Excerpts from a figure dataset:
________

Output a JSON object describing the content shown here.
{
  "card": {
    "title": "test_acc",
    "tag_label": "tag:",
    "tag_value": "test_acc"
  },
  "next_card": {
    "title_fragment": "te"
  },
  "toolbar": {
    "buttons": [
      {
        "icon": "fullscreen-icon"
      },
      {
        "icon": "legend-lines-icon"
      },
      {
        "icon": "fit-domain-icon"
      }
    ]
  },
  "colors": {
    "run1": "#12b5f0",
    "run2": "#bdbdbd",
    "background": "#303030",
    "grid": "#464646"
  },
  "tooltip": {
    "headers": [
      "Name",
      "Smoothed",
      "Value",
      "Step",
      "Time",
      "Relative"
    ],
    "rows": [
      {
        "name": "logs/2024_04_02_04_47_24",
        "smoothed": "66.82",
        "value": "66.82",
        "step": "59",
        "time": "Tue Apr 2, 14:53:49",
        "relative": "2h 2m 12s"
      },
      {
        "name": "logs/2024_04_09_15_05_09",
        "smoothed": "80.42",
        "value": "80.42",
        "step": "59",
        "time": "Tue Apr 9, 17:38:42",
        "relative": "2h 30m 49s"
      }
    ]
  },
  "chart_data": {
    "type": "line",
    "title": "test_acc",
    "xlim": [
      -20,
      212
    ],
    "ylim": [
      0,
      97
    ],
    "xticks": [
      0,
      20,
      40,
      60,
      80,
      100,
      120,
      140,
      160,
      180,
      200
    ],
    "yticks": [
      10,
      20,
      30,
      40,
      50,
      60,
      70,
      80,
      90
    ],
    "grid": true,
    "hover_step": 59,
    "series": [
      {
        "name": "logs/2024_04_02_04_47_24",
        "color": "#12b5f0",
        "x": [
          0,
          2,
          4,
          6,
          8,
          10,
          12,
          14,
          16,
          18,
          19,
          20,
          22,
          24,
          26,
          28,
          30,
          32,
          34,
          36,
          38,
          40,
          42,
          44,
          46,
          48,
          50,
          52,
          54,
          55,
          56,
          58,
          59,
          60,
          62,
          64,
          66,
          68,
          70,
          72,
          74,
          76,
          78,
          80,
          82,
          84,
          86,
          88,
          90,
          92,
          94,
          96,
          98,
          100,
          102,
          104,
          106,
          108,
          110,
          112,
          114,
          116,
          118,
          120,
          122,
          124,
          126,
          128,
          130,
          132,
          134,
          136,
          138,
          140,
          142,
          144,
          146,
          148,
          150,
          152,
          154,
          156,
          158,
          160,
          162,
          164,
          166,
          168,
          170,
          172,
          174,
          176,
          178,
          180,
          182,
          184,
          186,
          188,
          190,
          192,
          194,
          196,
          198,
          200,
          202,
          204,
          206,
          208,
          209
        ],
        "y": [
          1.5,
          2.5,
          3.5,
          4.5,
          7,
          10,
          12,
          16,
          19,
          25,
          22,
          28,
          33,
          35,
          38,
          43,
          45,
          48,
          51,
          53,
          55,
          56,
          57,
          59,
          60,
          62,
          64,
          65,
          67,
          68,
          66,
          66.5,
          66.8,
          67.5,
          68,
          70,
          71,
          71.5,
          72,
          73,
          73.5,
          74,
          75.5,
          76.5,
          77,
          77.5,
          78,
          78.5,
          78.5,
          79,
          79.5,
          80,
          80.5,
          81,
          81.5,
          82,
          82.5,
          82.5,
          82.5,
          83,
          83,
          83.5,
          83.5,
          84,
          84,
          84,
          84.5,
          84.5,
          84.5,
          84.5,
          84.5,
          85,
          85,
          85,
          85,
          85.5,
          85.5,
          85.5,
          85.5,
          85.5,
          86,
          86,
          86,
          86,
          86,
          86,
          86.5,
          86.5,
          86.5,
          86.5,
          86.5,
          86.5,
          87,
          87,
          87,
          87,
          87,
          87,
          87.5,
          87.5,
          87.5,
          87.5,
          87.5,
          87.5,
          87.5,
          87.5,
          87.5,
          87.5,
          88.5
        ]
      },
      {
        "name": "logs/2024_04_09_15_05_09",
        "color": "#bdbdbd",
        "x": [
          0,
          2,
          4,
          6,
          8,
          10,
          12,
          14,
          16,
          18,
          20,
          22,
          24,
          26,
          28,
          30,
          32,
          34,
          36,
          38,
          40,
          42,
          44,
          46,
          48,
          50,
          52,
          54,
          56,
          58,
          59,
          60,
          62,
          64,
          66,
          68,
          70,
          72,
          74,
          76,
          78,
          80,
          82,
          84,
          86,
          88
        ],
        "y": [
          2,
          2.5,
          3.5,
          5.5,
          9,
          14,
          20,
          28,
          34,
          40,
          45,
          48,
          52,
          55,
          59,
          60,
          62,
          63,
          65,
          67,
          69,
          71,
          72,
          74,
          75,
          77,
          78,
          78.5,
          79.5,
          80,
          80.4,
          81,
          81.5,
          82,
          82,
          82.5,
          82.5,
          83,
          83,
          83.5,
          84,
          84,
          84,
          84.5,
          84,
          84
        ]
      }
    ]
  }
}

________

**WRITTEN PROBLEM**
Set down every record above exactly as given.

**SOLUTION TO THE PROBLEM**
Output a JSON object describing the content shown here.
{
  "card": {
    "title": "test_acc",
    "tag_label": "tag:",
    "tag_value": "test_acc"
  },
  "next_card": {
    "title_fragment": "te"
  },
  "toolbar": {
    "buttons": [
      {
        "icon": "fullscreen-icon"
      },
      {
        "icon": "legend-lines-icon"
      },
      {
        "icon": "fit-domain-icon"
      }
    ]
  },
  "colors": {
    "run1": "#12b5f0",
    "run2": "#bdbdbd",
    "background": "#303030",
    "grid": "#464646"
  },
  "tooltip": {
    "headers": [
      "Name",
      "Smoothed",
      "Value",
      "Step",
      "Time",
      "Relative"
    ],
    "rows": [
      {
        "name": "logs/2024_04_02_04_47_24",
        "smoothed": "66.82",
        "value": "66.82",
        "step": "59",
        "time": "Tue Apr 2, 14:53:49",
        "relative": "2h 2m 12s"
      },
      {
        "name": "logs/2024_04_09_15_05_09",
        "smoothed": "80.42",
        "value": "80.42",
        "step": "59",
        "time": "Tue Apr 9, 17:38:42",
        "relative": "2h 30m 49s"
      }
    ]
  },
  "chart_data": {
    "type": "line",
    "title": "test_acc",
    "xlim": [
      -20,
      212
    ],
    "ylim": [
      0,
      97
    ],
    "xticks": [
      0,
      20,
      40,
      60,
      80,
      100,
      120,
      140,
      160,
      180,
      200
    ],
    "yticks": [
      10,
      20,
      30,
      40,
      50,
      60,
      70,
      80,
      90
    ],
    "grid": true,
    "hover_step": 59,
    "series": [
      {
        "name": "logs/2024_04_02_04_47_24",
        "color": "#12b5f0",
        "x": [
          0,
          2,
          4,
          6,
          8,
          10,
          12,
          14,
          16,
          18,
          19,
          20,
          22,
          24,
          26,
          28,
          30,
          32,
          34,
          36,
          38,
          40,
          42,
          44,
          46,
          48,
          50,
          52,
          54,
          55,
          56,
          58,
          59,
          60,
          62,
          64,
          66,
          68,
          70,
          72,
          74,
          76,
          78,
          80,
          82,
          84,
          86,
          88,
          90,
          92,
          94,
          96,
          98,
          100,
          102,
          104,
          106,
          108,
          110,
          112,
          114,
          116,
          118,
          120,
          122,
          124,
          126,
          128,
          130,
          132,
          134,
          136,
          138,
          140,
          142,
          144,
          146,
          148,
          150,
          152,
          154,
          156,
          158,
          160,
          162,
          164,
          166,
          168,
          170,
          172,
          174,
          176,
          178,
          180,
          182,
          184,
          186,
          188,
          190,
          192,
          194,
          196,
          198,
          200,
          202,
          204,
          206,
          208,
          209
        ],
        "y": [
          1.5,
          2.5,
          3.5,
          4.5,
          7,
          10,
          12,
          16,
          19,
          25,
          22,
          28,
          33,
          35,
          38,
          43,
          45,
          48,
          51,
          53,
          55,
          56,
          57,
          59,
          60,
          62,
          64,
          65,
          67,
          68,
          66,
          66.5,
          66.8,
          67.5,
          68,
          70,
          71,
          71.5,
          72,
          73,
          73.5,
          74,
          75.5,
          76.5,
          77,
          77.5,
          78,
          78.5,
          78.5,
          79,
          79.5,
          80,
          80.5,
          81,
          81.5,
          82,
          82.5,
          82.5,
          82.5,
          83,
          83,
          83.5,
          83.5,
          84,
          84,
          84,
          84.5,
          84.5,
          84.5,
          84.5,
          84.5,
          85,
          85,
          85,
          85,
          85.5,
          85.5,
          85.5,
          85.5,
          85.5,
          86,
          86,
          86,
          86,
          86,
          86,
          86.5,
          86.5,
          86.5,
          86.5,
          86.5,
          86.5,
          87,
          87,
          87,
          87,
          87,
          87,
          87.5,
          87.5,
          87.5,
          87.5,
          87.5,
          87.5,
          87.5,
          87.5,
          87.5,
          87.5,
          88.5
        ]
      },
      {
        "name": "logs/2024_04_09_15_05_09",
        "color": "#bdbdbd",
        "x": [
          0,
          2,
          4,
          6,
          8,
          10,
          12,
          14,
          16,
          18,
          20,
          22,
          24,
          26,
          28,
          30,
          32,
          34,
          36,
          38,
          40,
          42,
          44,
          46,
          48,
          50,
          52,
          54,
          56,
          58,
          59,
          60,
          62,
          64,
          66,
          68,
          70,
          72,
          74,
          76,
          78,
          80,
          82,
          84,
          86,
          88
        ],
        "y": [
          2,
          2.5,
          3.5,
          5.5,
          9,
          14,
          20,
          28,
          34,
          40,
          45,
          48,
          52,
          55,
          59,
          60,
          62,
          63,
          65,
          67,
          69,
          71,
          72,
          74,
          75,
          77,
          78,
          78.5,
          79.5,
          80,
          80.4,
          81,
          81.5,
          82,
          82,
          82.5,
          82.5,
          83,
          83,
          83.5,
          84,
          84,
          84,
          84.5,
          84,
          84
        ]
      }
    ]
  }
}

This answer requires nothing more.